### Listed records
┄┄┄┄┄┄

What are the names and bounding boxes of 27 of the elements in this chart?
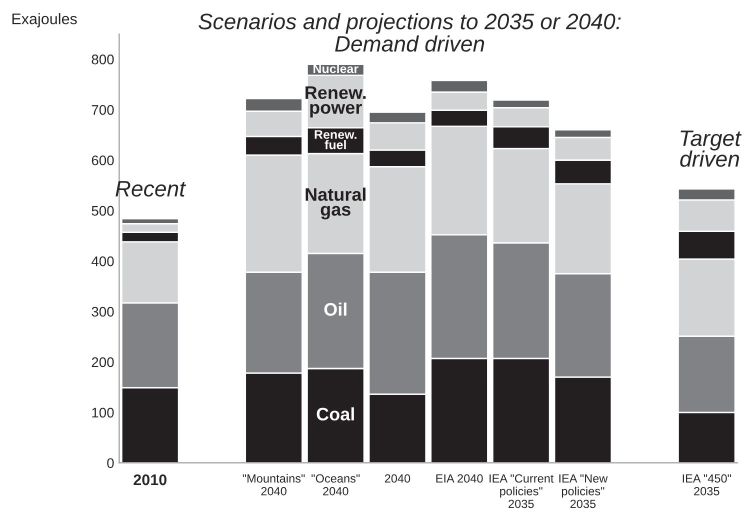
x-tick-label: "Mountains" 2040 bbox=[242, 474, 305, 496]
series-label: Coal bbox=[316, 407, 354, 421]
y-tick-label: 600 bbox=[92, 155, 114, 166]
series-label: Renew. power bbox=[306, 86, 366, 118]
annotation: Recent bbox=[116, 181, 186, 197]
y-tick-label: 800 bbox=[92, 54, 114, 64]
chart-title: Scenarios and projections to 2035 or 2040: Demand driven bbox=[198, 13, 621, 52]
x-tick-label: IEA "New policies" 2035 bbox=[559, 474, 608, 508]
annotation: Target driven bbox=[680, 130, 742, 167]
y-axis-title: Exajoules bbox=[12, 13, 77, 28]
y-tick-label: 300 bbox=[92, 306, 114, 317]
y-tick-label: 100 bbox=[92, 408, 114, 418]
x-tick-label: IEA "Current policies" 2035 bbox=[490, 474, 554, 508]
x-tick-label: "Oceans" 2040 bbox=[312, 474, 360, 496]
x-tick-label: 2010 bbox=[134, 474, 166, 486]
y-tick-label: 500 bbox=[92, 206, 114, 216]
series-label: Nuclear bbox=[314, 64, 358, 74]
series-label: Natural gas bbox=[306, 188, 366, 220]
y-tick-label: 400 bbox=[91, 256, 114, 266]
x-tick-label: 2040 bbox=[384, 474, 410, 483]
y-tick-label: 200 bbox=[92, 357, 114, 368]
series-label: Oil bbox=[324, 302, 346, 316]
x-tick-label: IEA "450" 2035 bbox=[682, 474, 731, 496]
y-tick-label: 700 bbox=[92, 105, 114, 115]
x-tick-label: EIA 2040 bbox=[436, 474, 483, 483]
series-label: Renew. fuel bbox=[314, 130, 356, 150]
y-tick-label: 0 bbox=[107, 458, 114, 468]
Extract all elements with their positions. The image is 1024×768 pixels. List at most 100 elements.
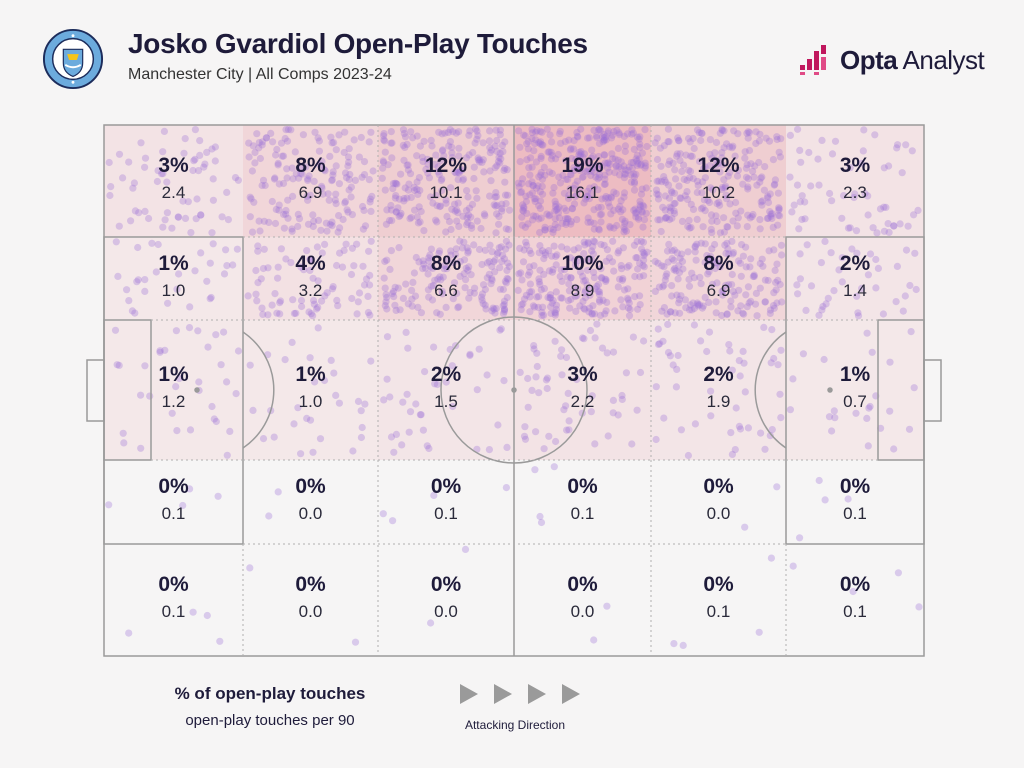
touch-dot — [675, 299, 683, 307]
touch-dot — [725, 341, 733, 349]
touch-dot — [617, 208, 625, 216]
touch-dot — [425, 254, 433, 262]
touch-dot — [604, 129, 612, 137]
touch-dot — [381, 284, 389, 292]
touch-dot — [364, 292, 372, 300]
touch-dot — [250, 198, 258, 206]
touch-dot — [774, 361, 782, 369]
touch-dot — [252, 290, 260, 298]
touch-dot — [776, 280, 784, 289]
touch-dot — [211, 157, 219, 165]
touch-dot — [304, 175, 312, 183]
touch-dot — [160, 127, 168, 135]
touch-dot — [874, 264, 883, 272]
touch-dot — [615, 163, 623, 171]
touch-dot — [898, 169, 906, 177]
touch-dot — [442, 196, 450, 204]
touch-dot — [589, 164, 597, 172]
touch-dot — [880, 203, 888, 211]
touch-dot — [860, 126, 868, 134]
touch-dot — [772, 286, 780, 294]
touch-dot — [711, 156, 719, 164]
touch-dot — [668, 255, 676, 263]
touch-dot — [386, 393, 394, 401]
touch-dot — [655, 177, 663, 185]
touch-dot — [391, 194, 399, 202]
touch-dot — [499, 251, 507, 259]
touch-dot — [532, 184, 541, 192]
touch-dot — [535, 389, 543, 397]
touch-dot — [435, 249, 443, 257]
touch-dot — [905, 425, 914, 433]
touch-dot — [741, 154, 749, 162]
touch-dot — [753, 181, 761, 189]
touch-dot — [497, 155, 505, 163]
touch-dot — [203, 611, 211, 620]
touch-dot — [711, 240, 719, 249]
touch-dot — [721, 182, 730, 190]
touch-dot — [587, 218, 595, 226]
touch-dot — [663, 214, 671, 222]
touch-dot — [603, 602, 611, 610]
touch-dot — [519, 258, 528, 266]
touch-dot — [306, 191, 314, 199]
touch-dot — [583, 266, 592, 274]
touch-dot — [256, 227, 264, 235]
left-penalty-arc — [242, 331, 275, 449]
touch-dot — [408, 295, 416, 303]
touch-dot — [724, 223, 732, 231]
touch-dot — [777, 414, 785, 422]
touch-dot — [562, 207, 570, 215]
touch-dot — [403, 390, 411, 398]
touch-dot — [652, 186, 661, 194]
touch-dot — [360, 281, 369, 289]
touch-dot — [794, 290, 802, 298]
touch-dot — [474, 156, 482, 164]
touch-dot — [304, 196, 312, 204]
touch-dot — [305, 308, 313, 316]
touch-dot — [744, 185, 752, 193]
touch-dot — [515, 270, 523, 278]
touch-dot — [475, 158, 484, 166]
touch-dot — [320, 376, 329, 385]
touch-dot — [314, 324, 322, 332]
touch-dot — [593, 282, 601, 290]
touch-dot — [725, 281, 733, 289]
touch-dot — [295, 215, 304, 223]
touch-dot — [454, 209, 462, 217]
touch-dot — [691, 243, 699, 251]
touch-dot — [627, 159, 635, 167]
touch-dot — [540, 311, 548, 319]
touch-dot — [409, 278, 417, 286]
touch-dot — [486, 167, 494, 175]
touch-dot — [684, 222, 692, 230]
touch-dot — [326, 152, 334, 160]
touch-dot — [318, 184, 326, 192]
touch-dot — [894, 569, 903, 577]
touch-dot — [851, 190, 859, 198]
touch-dot — [318, 297, 326, 305]
touch-dot — [431, 276, 439, 284]
touch-dot — [407, 128, 415, 136]
touch-dot — [722, 249, 730, 257]
touch-dot — [618, 391, 626, 400]
touch-dot — [675, 182, 683, 190]
touch-dot — [446, 126, 454, 134]
touch-dot — [514, 179, 523, 187]
touch-dot — [707, 387, 715, 395]
touch-dot — [534, 182, 542, 190]
touch-dot — [744, 128, 752, 136]
touch-dot — [661, 206, 669, 214]
touch-dot — [585, 195, 594, 203]
touch-dot — [503, 266, 511, 274]
touch-dot — [885, 162, 893, 170]
touch-dot — [366, 311, 374, 319]
touch-dot — [483, 371, 491, 379]
touch-dot — [869, 224, 877, 232]
touch-dot — [667, 308, 675, 316]
touch-dot — [576, 166, 584, 175]
touch-dot — [119, 174, 127, 182]
touch-dot — [530, 342, 538, 350]
touch-dot — [397, 209, 405, 217]
touch-dot — [523, 209, 531, 217]
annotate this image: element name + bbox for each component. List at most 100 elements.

┄┄┄┄┄┄

Can you reproduce all the records above line for line, with no changes, and leave the pictures out?

### Right answer
What are the names and bounding boxes of 27 of the elements in this chart?
x-tick-label: "Mountains" 2040 bbox=[242, 474, 305, 496]
series-label: Coal bbox=[316, 407, 354, 421]
y-tick-label: 600 bbox=[92, 155, 114, 166]
series-label: Renew. power bbox=[306, 86, 366, 118]
annotation: Recent bbox=[116, 181, 186, 197]
y-tick-label: 800 bbox=[92, 54, 114, 64]
chart-title: Scenarios and projections to 2035 or 2040: Demand driven bbox=[198, 13, 621, 52]
x-tick-label: IEA "New policies" 2035 bbox=[559, 474, 608, 508]
annotation: Target driven bbox=[680, 130, 742, 167]
y-axis-title: Exajoules bbox=[12, 13, 77, 28]
y-tick-label: 300 bbox=[92, 306, 114, 317]
y-tick-label: 100 bbox=[92, 408, 114, 418]
x-tick-label: IEA "Current policies" 2035 bbox=[490, 474, 554, 508]
x-tick-label: "Oceans" 2040 bbox=[312, 474, 360, 496]
x-tick-label: 2010 bbox=[134, 474, 166, 486]
y-tick-label: 500 bbox=[92, 206, 114, 216]
series-label: Nuclear bbox=[314, 64, 358, 74]
series-label: Natural gas bbox=[306, 188, 366, 220]
y-tick-label: 400 bbox=[91, 256, 114, 266]
x-tick-label: 2040 bbox=[384, 474, 410, 483]
y-tick-label: 200 bbox=[92, 357, 114, 368]
series-label: Oil bbox=[324, 302, 346, 316]
x-tick-label: IEA "450" 2035 bbox=[682, 474, 731, 496]
y-tick-label: 700 bbox=[92, 105, 114, 115]
x-tick-label: EIA 2040 bbox=[436, 474, 483, 483]
series-label: Renew. fuel bbox=[314, 130, 356, 150]
y-tick-label: 0 bbox=[107, 458, 114, 468]
Extract all elements with their positions. The image is 1024×768 pixels. List at most 100 elements.
touch-dot — [675, 299, 683, 307]
touch-dot — [725, 341, 733, 349]
touch-dot — [617, 208, 625, 216]
touch-dot — [425, 254, 433, 262]
touch-dot — [604, 129, 612, 137]
touch-dot — [381, 284, 389, 292]
touch-dot — [364, 292, 372, 300]
touch-dot — [250, 198, 258, 206]
touch-dot — [774, 361, 782, 369]
touch-dot — [252, 290, 260, 298]
touch-dot — [776, 280, 784, 289]
touch-dot — [211, 157, 219, 165]
touch-dot — [304, 175, 312, 183]
touch-dot — [160, 127, 168, 135]
touch-dot — [874, 264, 883, 272]
touch-dot — [615, 163, 623, 171]
touch-dot — [898, 169, 906, 177]
touch-dot — [442, 196, 450, 204]
touch-dot — [589, 164, 597, 172]
touch-dot — [880, 203, 888, 211]
touch-dot — [860, 126, 868, 134]
touch-dot — [772, 286, 780, 294]
touch-dot — [711, 156, 719, 164]
touch-dot — [668, 255, 676, 263]
touch-dot — [386, 393, 394, 401]
touch-dot — [655, 177, 663, 185]
touch-dot — [391, 194, 399, 202]
touch-dot — [499, 251, 507, 259]
touch-dot — [532, 184, 541, 192]
touch-dot — [535, 389, 543, 397]
touch-dot — [435, 249, 443, 257]
touch-dot — [905, 425, 914, 433]
touch-dot — [741, 154, 749, 162]
touch-dot — [753, 181, 761, 189]
touch-dot — [497, 155, 505, 163]
touch-dot — [203, 611, 211, 620]
touch-dot — [711, 240, 719, 249]
touch-dot — [721, 182, 730, 190]
touch-dot — [587, 218, 595, 226]
touch-dot — [663, 214, 671, 222]
touch-dot — [603, 602, 611, 610]
touch-dot — [519, 258, 528, 266]
touch-dot — [306, 191, 314, 199]
touch-dot — [583, 266, 592, 274]
touch-dot — [256, 227, 264, 235]
left-penalty-arc — [242, 331, 275, 449]
touch-dot — [408, 295, 416, 303]
touch-dot — [724, 223, 732, 231]
touch-dot — [777, 414, 785, 422]
touch-dot — [562, 207, 570, 215]
touch-dot — [403, 390, 411, 398]
touch-dot — [652, 186, 661, 194]
touch-dot — [360, 281, 369, 289]
touch-dot — [794, 290, 802, 298]
touch-dot — [474, 156, 482, 164]
touch-dot — [304, 196, 312, 204]
touch-dot — [305, 308, 313, 316]
touch-dot — [744, 185, 752, 193]
touch-dot — [515, 270, 523, 278]
touch-dot — [475, 158, 484, 166]
touch-dot — [320, 376, 329, 385]
touch-dot — [314, 324, 322, 332]
touch-dot — [593, 282, 601, 290]
touch-dot — [725, 281, 733, 289]
touch-dot — [295, 215, 304, 223]
touch-dot — [454, 209, 462, 217]
touch-dot — [691, 243, 699, 251]
touch-dot — [627, 159, 635, 167]
touch-dot — [540, 311, 548, 319]
touch-dot — [409, 278, 417, 286]
touch-dot — [486, 167, 494, 175]
touch-dot — [684, 222, 692, 230]
touch-dot — [326, 152, 334, 160]
touch-dot — [318, 184, 326, 192]
touch-dot — [894, 569, 903, 577]
touch-dot — [851, 190, 859, 198]
touch-dot — [318, 297, 326, 305]
touch-dot — [431, 276, 439, 284]
touch-dot — [407, 128, 415, 136]
touch-dot — [722, 249, 730, 257]
touch-dot — [618, 391, 626, 400]
touch-dot — [675, 182, 683, 190]
touch-dot — [446, 126, 454, 134]
touch-dot — [514, 179, 523, 187]
touch-dot — [707, 387, 715, 395]
touch-dot — [534, 182, 542, 190]
touch-dot — [744, 128, 752, 136]
touch-dot — [661, 206, 669, 214]
touch-dot — [585, 195, 594, 203]
touch-dot — [503, 266, 511, 274]
touch-dot — [885, 162, 893, 170]
touch-dot — [366, 311, 374, 319]
touch-dot — [483, 371, 491, 379]
touch-dot — [869, 224, 877, 232]
touch-dot — [667, 308, 675, 316]
touch-dot — [576, 166, 584, 175]
touch-dot — [119, 174, 127, 182]
touch-dot — [530, 342, 538, 350]
touch-dot — [397, 209, 405, 217]
touch-dot — [523, 209, 531, 217]
annotate this image: element name + bbox for each component. List at most 100 elements.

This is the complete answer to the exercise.